Problem -> The listing below should be copied in full, word for word.

┏━━

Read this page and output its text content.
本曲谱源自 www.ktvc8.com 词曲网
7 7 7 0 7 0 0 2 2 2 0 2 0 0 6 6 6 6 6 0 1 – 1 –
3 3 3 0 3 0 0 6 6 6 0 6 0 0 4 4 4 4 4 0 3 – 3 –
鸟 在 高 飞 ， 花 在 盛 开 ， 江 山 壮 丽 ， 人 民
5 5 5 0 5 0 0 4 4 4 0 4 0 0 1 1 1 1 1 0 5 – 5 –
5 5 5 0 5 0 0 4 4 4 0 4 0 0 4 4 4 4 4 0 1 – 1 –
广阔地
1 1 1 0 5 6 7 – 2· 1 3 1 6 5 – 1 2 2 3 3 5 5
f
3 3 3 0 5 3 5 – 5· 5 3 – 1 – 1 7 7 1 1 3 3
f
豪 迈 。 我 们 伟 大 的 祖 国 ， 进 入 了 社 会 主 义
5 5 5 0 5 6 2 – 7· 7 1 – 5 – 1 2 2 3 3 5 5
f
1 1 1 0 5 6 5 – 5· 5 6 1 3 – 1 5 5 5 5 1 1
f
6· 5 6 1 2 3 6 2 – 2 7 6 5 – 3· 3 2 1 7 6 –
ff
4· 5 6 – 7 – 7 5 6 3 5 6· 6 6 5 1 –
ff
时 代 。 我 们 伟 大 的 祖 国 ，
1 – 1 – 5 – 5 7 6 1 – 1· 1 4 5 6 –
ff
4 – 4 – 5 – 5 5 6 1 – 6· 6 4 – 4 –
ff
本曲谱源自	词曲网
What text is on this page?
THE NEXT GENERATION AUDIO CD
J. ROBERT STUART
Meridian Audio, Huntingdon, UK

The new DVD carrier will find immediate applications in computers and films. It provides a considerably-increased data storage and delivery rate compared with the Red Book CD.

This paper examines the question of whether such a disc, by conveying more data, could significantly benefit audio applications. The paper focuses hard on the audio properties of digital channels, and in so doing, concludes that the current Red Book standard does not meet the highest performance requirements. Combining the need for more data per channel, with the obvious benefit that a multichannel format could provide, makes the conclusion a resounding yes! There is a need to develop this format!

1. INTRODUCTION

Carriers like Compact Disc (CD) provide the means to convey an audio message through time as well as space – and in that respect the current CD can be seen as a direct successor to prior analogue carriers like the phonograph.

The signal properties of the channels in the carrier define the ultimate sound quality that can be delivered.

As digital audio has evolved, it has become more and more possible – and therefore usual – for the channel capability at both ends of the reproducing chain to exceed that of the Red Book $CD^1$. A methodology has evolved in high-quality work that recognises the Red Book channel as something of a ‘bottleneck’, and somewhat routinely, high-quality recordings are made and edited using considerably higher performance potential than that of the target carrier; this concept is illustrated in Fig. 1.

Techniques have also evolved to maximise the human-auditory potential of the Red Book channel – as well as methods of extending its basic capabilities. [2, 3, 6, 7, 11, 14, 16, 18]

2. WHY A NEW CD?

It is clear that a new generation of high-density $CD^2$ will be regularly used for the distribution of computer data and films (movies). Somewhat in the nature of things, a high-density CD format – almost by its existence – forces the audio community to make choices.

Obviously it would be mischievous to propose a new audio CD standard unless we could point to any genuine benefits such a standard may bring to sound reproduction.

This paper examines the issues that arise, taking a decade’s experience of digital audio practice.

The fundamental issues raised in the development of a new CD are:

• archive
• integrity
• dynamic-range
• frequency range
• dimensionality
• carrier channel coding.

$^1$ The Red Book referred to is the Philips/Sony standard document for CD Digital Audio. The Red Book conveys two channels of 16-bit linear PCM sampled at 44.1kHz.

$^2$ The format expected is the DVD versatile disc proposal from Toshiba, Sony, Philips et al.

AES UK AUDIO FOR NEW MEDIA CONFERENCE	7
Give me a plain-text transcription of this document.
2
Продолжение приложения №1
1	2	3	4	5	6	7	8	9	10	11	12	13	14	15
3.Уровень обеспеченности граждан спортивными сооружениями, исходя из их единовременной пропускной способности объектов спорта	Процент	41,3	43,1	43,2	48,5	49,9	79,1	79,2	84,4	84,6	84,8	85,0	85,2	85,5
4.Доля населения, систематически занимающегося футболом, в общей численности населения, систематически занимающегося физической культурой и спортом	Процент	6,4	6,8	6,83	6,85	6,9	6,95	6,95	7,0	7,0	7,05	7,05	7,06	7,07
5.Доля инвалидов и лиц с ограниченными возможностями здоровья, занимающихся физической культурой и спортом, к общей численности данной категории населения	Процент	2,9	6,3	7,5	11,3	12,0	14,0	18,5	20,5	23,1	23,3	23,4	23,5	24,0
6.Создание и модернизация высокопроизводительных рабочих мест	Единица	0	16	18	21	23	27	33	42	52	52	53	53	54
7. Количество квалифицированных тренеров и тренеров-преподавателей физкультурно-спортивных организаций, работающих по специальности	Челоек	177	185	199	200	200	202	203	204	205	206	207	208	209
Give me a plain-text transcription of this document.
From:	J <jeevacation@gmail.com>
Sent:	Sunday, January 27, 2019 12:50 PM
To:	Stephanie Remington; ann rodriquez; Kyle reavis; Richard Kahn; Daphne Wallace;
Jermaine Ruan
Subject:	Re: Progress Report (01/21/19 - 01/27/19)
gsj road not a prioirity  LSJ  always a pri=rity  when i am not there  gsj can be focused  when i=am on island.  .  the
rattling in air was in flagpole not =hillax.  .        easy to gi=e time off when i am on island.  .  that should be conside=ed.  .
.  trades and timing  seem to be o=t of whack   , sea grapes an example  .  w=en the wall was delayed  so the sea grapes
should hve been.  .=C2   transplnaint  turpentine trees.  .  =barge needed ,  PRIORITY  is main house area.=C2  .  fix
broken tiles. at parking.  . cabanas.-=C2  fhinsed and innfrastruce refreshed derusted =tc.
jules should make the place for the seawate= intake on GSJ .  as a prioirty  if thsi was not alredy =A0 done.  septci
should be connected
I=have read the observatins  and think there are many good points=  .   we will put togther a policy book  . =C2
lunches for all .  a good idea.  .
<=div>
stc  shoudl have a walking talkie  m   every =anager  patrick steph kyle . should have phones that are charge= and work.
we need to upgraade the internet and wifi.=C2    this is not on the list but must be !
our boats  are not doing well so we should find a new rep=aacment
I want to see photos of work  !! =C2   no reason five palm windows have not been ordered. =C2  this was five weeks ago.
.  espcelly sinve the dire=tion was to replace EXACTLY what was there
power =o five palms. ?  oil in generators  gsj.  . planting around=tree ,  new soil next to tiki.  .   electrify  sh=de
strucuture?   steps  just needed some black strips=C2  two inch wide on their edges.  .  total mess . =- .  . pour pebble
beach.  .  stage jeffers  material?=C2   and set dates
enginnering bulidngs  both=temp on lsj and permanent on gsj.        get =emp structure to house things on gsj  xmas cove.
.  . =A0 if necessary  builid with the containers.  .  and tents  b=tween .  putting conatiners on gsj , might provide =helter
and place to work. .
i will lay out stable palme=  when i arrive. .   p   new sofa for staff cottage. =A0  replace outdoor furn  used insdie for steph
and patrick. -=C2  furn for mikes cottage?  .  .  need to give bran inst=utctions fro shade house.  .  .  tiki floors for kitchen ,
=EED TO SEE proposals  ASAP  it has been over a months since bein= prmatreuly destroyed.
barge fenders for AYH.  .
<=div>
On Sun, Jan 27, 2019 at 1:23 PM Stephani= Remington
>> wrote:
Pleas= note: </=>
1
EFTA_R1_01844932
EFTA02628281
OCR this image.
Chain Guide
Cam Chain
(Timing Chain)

┗━━

Task answer ->
Read this page and output its text content.
本曲谱源自 www.ktvc8.com 词曲网
7 7 7 0 7 0 0 2 2 2 0 2 0 0 6 6 6 6 6 0 1 – 1 –
3 3 3 0 3 0 0 6 6 6 0 6 0 0 4 4 4 4 4 0 3 – 3 –
鸟 在 高 飞 ， 花 在 盛 开 ， 江 山 壮 丽 ， 人 民
5 5 5 0 5 0 0 4 4 4 0 4 0 0 1 1 1 1 1 0 5 – 5 –
5 5 5 0 5 0 0 4 4 4 0 4 0 0 4 4 4 4 4 0 1 – 1 –
广阔地
1 1 1 0 5 6 7 – 2· 1 3 1 6 5 – 1 2 2 3 3 5 5
f
3 3 3 0 5 3 5 – 5· 5 3 – 1 – 1 7 7 1 1 3 3
f
豪 迈 。 我 们 伟 大 的 祖 国 ， 进 入 了 社 会 主 义
5 5 5 0 5 6 2 – 7· 7 1 – 5 – 1 2 2 3 3 5 5
f
1 1 1 0 5 6 5 – 5· 5 6 1 3 – 1 5 5 5 5 1 1
f
6· 5 6 1 2 3 6 2 – 2 7 6 5 – 3· 3 2 1 7 6 –
ff
4· 5 6 – 7 – 7 5 6 3 5 6· 6 6 5 1 –
ff
时 代 。 我 们 伟 大 的 祖 国 ，
1 – 1 – 5 – 5 7 6 1 – 1· 1 4 5 6 –
ff
4 – 4 – 5 – 5 5 6 1 – 6· 6 4 – 4 –
ff
本曲谱源自	词曲网
What text is on this page?
THE NEXT GENERATION AUDIO CD
J. ROBERT STUART
Meridian Audio, Huntingdon, UK

The new DVD carrier will find immediate applications in computers and films. It provides a considerably-increased data storage and delivery rate compared with the Red Book CD.

This paper examines the question of whether such a disc, by conveying more data, could significantly benefit audio applications. The paper focuses hard on the audio properties of digital channels, and in so doing, concludes that the current Red Book standard does not meet the highest performance requirements. Combining the need for more data per channel, with the obvious benefit that a multichannel format could provide, makes the conclusion a resounding yes! There is a need to develop this format!

1. INTRODUCTION

Carriers like Compact Disc (CD) provide the means to convey an audio message through time as well as space – and in that respect the current CD can be seen as a direct successor to prior analogue carriers like the phonograph.

The signal properties of the channels in the carrier define the ultimate sound quality that can be delivered.

As digital audio has evolved, it has become more and more possible – and therefore usual – for the channel capability at both ends of the reproducing chain to exceed that of the Red Book $CD^1$. A methodology has evolved in high-quality work that recognises the Red Book channel as something of a ‘bottleneck’, and somewhat routinely, high-quality recordings are made and edited using considerably higher performance potential than that of the target carrier; this concept is illustrated in Fig. 1.

Techniques have also evolved to maximise the human-auditory potential of the Red Book channel – as well as methods of extending its basic capabilities. [2, 3, 6, 7, 11, 14, 16, 18]

2. WHY A NEW CD?

It is clear that a new generation of high-density $CD^2$ will be regularly used for the distribution of computer data and films (movies). Somewhat in the nature of things, a high-density CD format – almost by its existence – forces the audio community to make choices.

Obviously it would be mischievous to propose a new audio CD standard unless we could point to any genuine benefits such a standard may bring to sound reproduction.

This paper examines the issues that arise, taking a decade’s experience of digital audio practice.

The fundamental issues raised in the development of a new CD are:

• archive
• integrity
• dynamic-range
• frequency range
• dimensionality
• carrier channel coding.

$^1$ The Red Book referred to is the Philips/Sony standard document for CD Digital Audio. The Red Book conveys two channels of 16-bit linear PCM sampled at 44.1kHz.

$^2$ The format expected is the DVD versatile disc proposal from Toshiba, Sony, Philips et al.

AES UK AUDIO FOR NEW MEDIA CONFERENCE	7
Give me a plain-text transcription of this document.
2
Продолжение приложения №1
1	2	3	4	5	6	7	8	9	10	11	12	13	14	15
3.Уровень обеспеченности граждан спортивными сооружениями, исходя из их единовременной пропускной способности объектов спорта	Процент	41,3	43,1	43,2	48,5	49,9	79,1	79,2	84,4	84,6	84,8	85,0	85,2	85,5
4.Доля населения, систематически занимающегося футболом, в общей численности населения, систематически занимающегося физической культурой и спортом	Процент	6,4	6,8	6,83	6,85	6,9	6,95	6,95	7,0	7,0	7,05	7,05	7,06	7,07
5.Доля инвалидов и лиц с ограниченными возможностями здоровья, занимающихся физической культурой и спортом, к общей численности данной категории населения	Процент	2,9	6,3	7,5	11,3	12,0	14,0	18,5	20,5	23,1	23,3	23,4	23,5	24,0
6.Создание и модернизация высокопроизводительных рабочих мест	Единица	0	16	18	21	23	27	33	42	52	52	53	53	54
7. Количество квалифицированных тренеров и тренеров-преподавателей физкультурно-спортивных организаций, работающих по специальности	Челоек	177	185	199	200	200	202	203	204	205	206	207	208	209
Give me a plain-text transcription of this document.
From:	J <jeevacation@gmail.com>
Sent:	Sunday, January 27, 2019 12:50 PM
To:	Stephanie Remington; ann rodriquez; Kyle reavis; Richard Kahn; Daphne Wallace;
Jermaine Ruan
Subject:	Re: Progress Report (01/21/19 - 01/27/19)
gsj road not a prioirity  LSJ  always a pri=rity  when i am not there  gsj can be focused  when i=am on island.  .  the
rattling in air was in flagpole not =hillax.  .        easy to gi=e time off when i am on island.  .  that should be conside=ed.  .
.  trades and timing  seem to be o=t of whack   , sea grapes an example  .  w=en the wall was delayed  so the sea grapes
should hve been.  .=C2   transplnaint  turpentine trees.  .  =barge needed ,  PRIORITY  is main house area.=C2  .  fix
broken tiles. at parking.  . cabanas.-=C2  fhinsed and innfrastruce refreshed derusted =tc.
jules should make the place for the seawate= intake on GSJ .  as a prioirty  if thsi was not alredy =A0 done.  septci
should be connected
I=have read the observatins  and think there are many good points=  .   we will put togther a policy book  . =C2
lunches for all .  a good idea.  .
<=div>
stc  shoudl have a walking talkie  m   every =anager  patrick steph kyle . should have phones that are charge= and work.
we need to upgraade the internet and wifi.=C2    this is not on the list but must be !
our boats  are not doing well so we should find a new rep=aacment
I want to see photos of work  !! =C2   no reason five palm windows have not been ordered. =C2  this was five weeks ago.
.  espcelly sinve the dire=tion was to replace EXACTLY what was there
power =o five palms. ?  oil in generators  gsj.  . planting around=tree ,  new soil next to tiki.  .   electrify  sh=de
strucuture?   steps  just needed some black strips=C2  two inch wide on their edges.  .  total mess . =- .  . pour pebble
beach.  .  stage jeffers  material?=C2   and set dates
enginnering bulidngs  both=temp on lsj and permanent on gsj.        get =emp structure to house things on gsj  xmas cove.
.  . =A0 if necessary  builid with the containers.  .  and tents  b=tween .  putting conatiners on gsj , might provide =helter
and place to work. .
i will lay out stable palme=  when i arrive. .   p   new sofa for staff cottage. =A0  replace outdoor furn  used insdie for steph
and patrick. -=C2  furn for mikes cottage?  .  .  need to give bran inst=utctions fro shade house.  .  .  tiki floors for kitchen ,
=EED TO SEE proposals  ASAP  it has been over a months since bein= prmatreuly destroyed.
barge fenders for AYH.  .
<=div>
On Sun, Jan 27, 2019 at 1:23 PM Stephani= Remington
>> wrote:
Pleas= note: </=>
1
EFTA_R1_01844932
EFTA02628281
OCR this image.
Chain Guide
Cam Chain
(Timing Chain)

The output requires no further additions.